── Recorded data ──
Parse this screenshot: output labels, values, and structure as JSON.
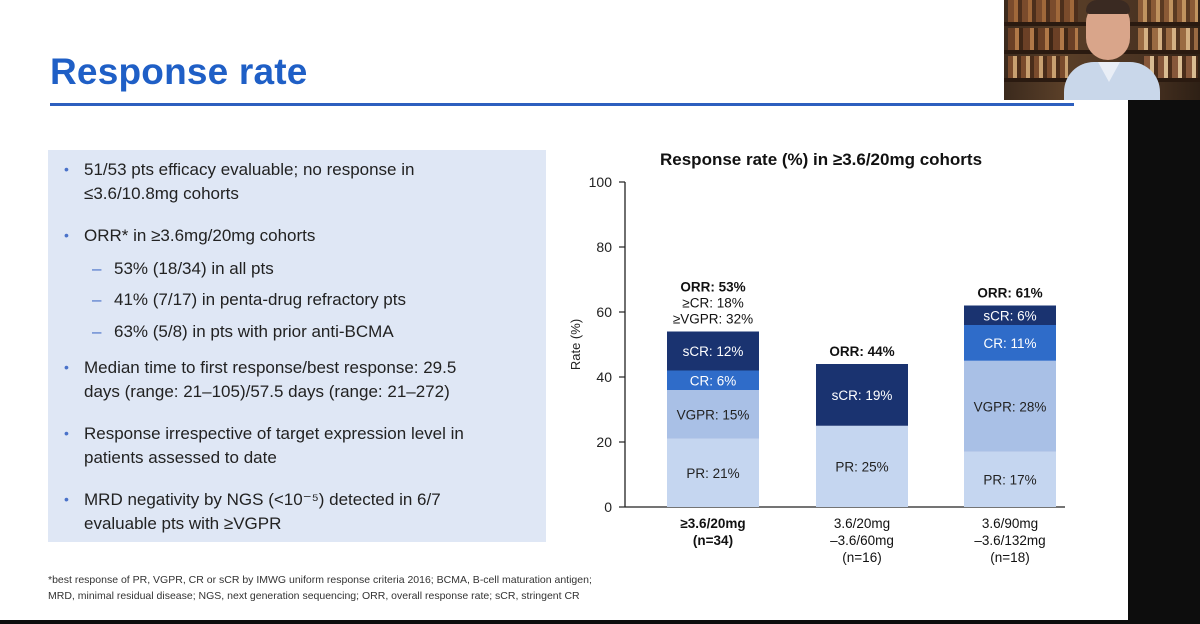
{
  "slide": {
    "title": "Response rate",
    "bullets": [
      {
        "level": 1,
        "lines": [
          "51/53 pts efficacy evaluable; no response in",
          "≤3.6/10.8mg cohorts"
        ]
      },
      {
        "level": 1,
        "lines": [
          "ORR* in ≥3.6mg/20mg cohorts"
        ]
      },
      {
        "level": 2,
        "lines": [
          "53% (18/34) in all pts"
        ]
      },
      {
        "level": 2,
        "lines": [
          "41% (7/17) in penta-drug refractory pts"
        ]
      },
      {
        "level": 2,
        "lines": [
          "63% (5/8) in pts with prior anti-BCMA"
        ]
      },
      {
        "level": 1,
        "lines": [
          "Median time to first response/best response: 29.5",
          "days (range: 21–105)/57.5 days (range: 21–272)"
        ]
      },
      {
        "level": 1,
        "lines": [
          "Response irrespective of target expression level in",
          "patients assessed to date"
        ]
      },
      {
        "level": 1,
        "lines": [
          "MRD negativity by NGS (<10⁻⁵) detected in 6/7",
          "evaluable pts with ≥VGPR"
        ]
      }
    ],
    "footnote_lines": [
      "*best response of PR, VGPR, CR or sCR by IMWG uniform response criteria 2016; BCMA, B-cell maturation antigen;",
      "MRD, minimal residual disease; NGS, next generation sequencing; ORR, overall response rate; sCR, stringent CR"
    ]
  },
  "colors": {
    "title": "#1f5fc6",
    "PR": "#c5d6f0",
    "VGPR": "#a9c0e6",
    "CR": "#2f6cc9",
    "sCR": "#1a3370"
  },
  "chart_data": {
    "type": "bar",
    "stacked": true,
    "title": "Response rate (%) in ≥3.6/20mg cohorts",
    "ylabel": "Rate (%)",
    "xlabel": "",
    "ylim": [
      0,
      100
    ],
    "yticks": [
      0,
      20,
      40,
      60,
      80,
      100
    ],
    "categories": [
      {
        "lines": [
          "≥3.6/20mg",
          "(n=34)"
        ],
        "bold": true
      },
      {
        "lines": [
          "3.6/20mg",
          "–3.6/60mg",
          "(n=16)"
        ],
        "bold": false
      },
      {
        "lines": [
          "3.6/90mg",
          "–3.6/132mg",
          "(n=18)"
        ],
        "bold": false
      }
    ],
    "series": [
      {
        "name": "PR",
        "values": [
          21,
          25,
          17
        ],
        "labels": [
          "PR: 21%",
          "PR: 25%",
          "PR: 17%"
        ],
        "label_color": "#222222"
      },
      {
        "name": "VGPR",
        "values": [
          15,
          0,
          28
        ],
        "labels": [
          "VGPR: 15%",
          "",
          "VGPR: 28%"
        ],
        "label_color": "#222222"
      },
      {
        "name": "CR",
        "values": [
          6,
          0,
          11
        ],
        "labels": [
          "CR: 6%",
          "",
          "CR: 11%"
        ],
        "label_color": "#ffffff"
      },
      {
        "name": "sCR",
        "values": [
          12,
          19,
          6
        ],
        "labels": [
          "sCR: 12%",
          "sCR: 19%",
          "sCR: 6%"
        ],
        "label_color": "#ffffff"
      }
    ],
    "annotations": [
      {
        "lines": [
          "ORR: 53%",
          "≥CR: 18%",
          "≥VGPR: 32%"
        ]
      },
      {
        "lines": [
          "ORR: 44%"
        ]
      },
      {
        "lines": [
          "ORR: 61%"
        ]
      }
    ]
  }
}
───
## Exercise
Only the text of the records belongs in your answer, copied exactly as it appears above.

## Output of the exercise
Parse this screenshot: output labels, values, and structure as JSON.
{
  "slide": {
    "title": "Response rate",
    "bullets": [
      {
        "level": 1,
        "lines": [
          "51/53 pts efficacy evaluable; no response in",
          "≤3.6/10.8mg cohorts"
        ]
      },
      {
        "level": 1,
        "lines": [
          "ORR* in ≥3.6mg/20mg cohorts"
        ]
      },
      {
        "level": 2,
        "lines": [
          "53% (18/34) in all pts"
        ]
      },
      {
        "level": 2,
        "lines": [
          "41% (7/17) in penta-drug refractory pts"
        ]
      },
      {
        "level": 2,
        "lines": [
          "63% (5/8) in pts with prior anti-BCMA"
        ]
      },
      {
        "level": 1,
        "lines": [
          "Median time to first response/best response: 29.5",
          "days (range: 21–105)/57.5 days (range: 21–272)"
        ]
      },
      {
        "level": 1,
        "lines": [
          "Response irrespective of target expression level in",
          "patients assessed to date"
        ]
      },
      {
        "level": 1,
        "lines": [
          "MRD negativity by NGS (<10⁻⁵) detected in 6/7",
          "evaluable pts with ≥VGPR"
        ]
      }
    ],
    "footnote_lines": [
      "*best response of PR, VGPR, CR or sCR by IMWG uniform response criteria 2016; BCMA, B-cell maturation antigen;",
      "MRD, minimal residual disease; NGS, next generation sequencing; ORR, overall response rate; sCR, stringent CR"
    ]
  },
  "colors": {
    "title": "#1f5fc6",
    "PR": "#c5d6f0",
    "VGPR": "#a9c0e6",
    "CR": "#2f6cc9",
    "sCR": "#1a3370"
  },
  "chart_data": {
    "type": "bar",
    "stacked": true,
    "title": "Response rate (%) in ≥3.6/20mg cohorts",
    "ylabel": "Rate (%)",
    "xlabel": "",
    "ylim": [
      0,
      100
    ],
    "yticks": [
      0,
      20,
      40,
      60,
      80,
      100
    ],
    "categories": [
      {
        "lines": [
          "≥3.6/20mg",
          "(n=34)"
        ],
        "bold": true
      },
      {
        "lines": [
          "3.6/20mg",
          "–3.6/60mg",
          "(n=16)"
        ],
        "bold": false
      },
      {
        "lines": [
          "3.6/90mg",
          "–3.6/132mg",
          "(n=18)"
        ],
        "bold": false
      }
    ],
    "series": [
      {
        "name": "PR",
        "values": [
          21,
          25,
          17
        ],
        "labels": [
          "PR: 21%",
          "PR: 25%",
          "PR: 17%"
        ],
        "label_color": "#222222"
      },
      {
        "name": "VGPR",
        "values": [
          15,
          0,
          28
        ],
        "labels": [
          "VGPR: 15%",
          "",
          "VGPR: 28%"
        ],
        "label_color": "#222222"
      },
      {
        "name": "CR",
        "values": [
          6,
          0,
          11
        ],
        "labels": [
          "CR: 6%",
          "",
          "CR: 11%"
        ],
        "label_color": "#ffffff"
      },
      {
        "name": "sCR",
        "values": [
          12,
          19,
          6
        ],
        "labels": [
          "sCR: 12%",
          "sCR: 19%",
          "sCR: 6%"
        ],
        "label_color": "#ffffff"
      }
    ],
    "annotations": [
      {
        "lines": [
          "ORR: 53%",
          "≥CR: 18%",
          "≥VGPR: 32%"
        ]
      },
      {
        "lines": [
          "ORR: 44%"
        ]
      },
      {
        "lines": [
          "ORR: 61%"
        ]
      }
    ]
  }
}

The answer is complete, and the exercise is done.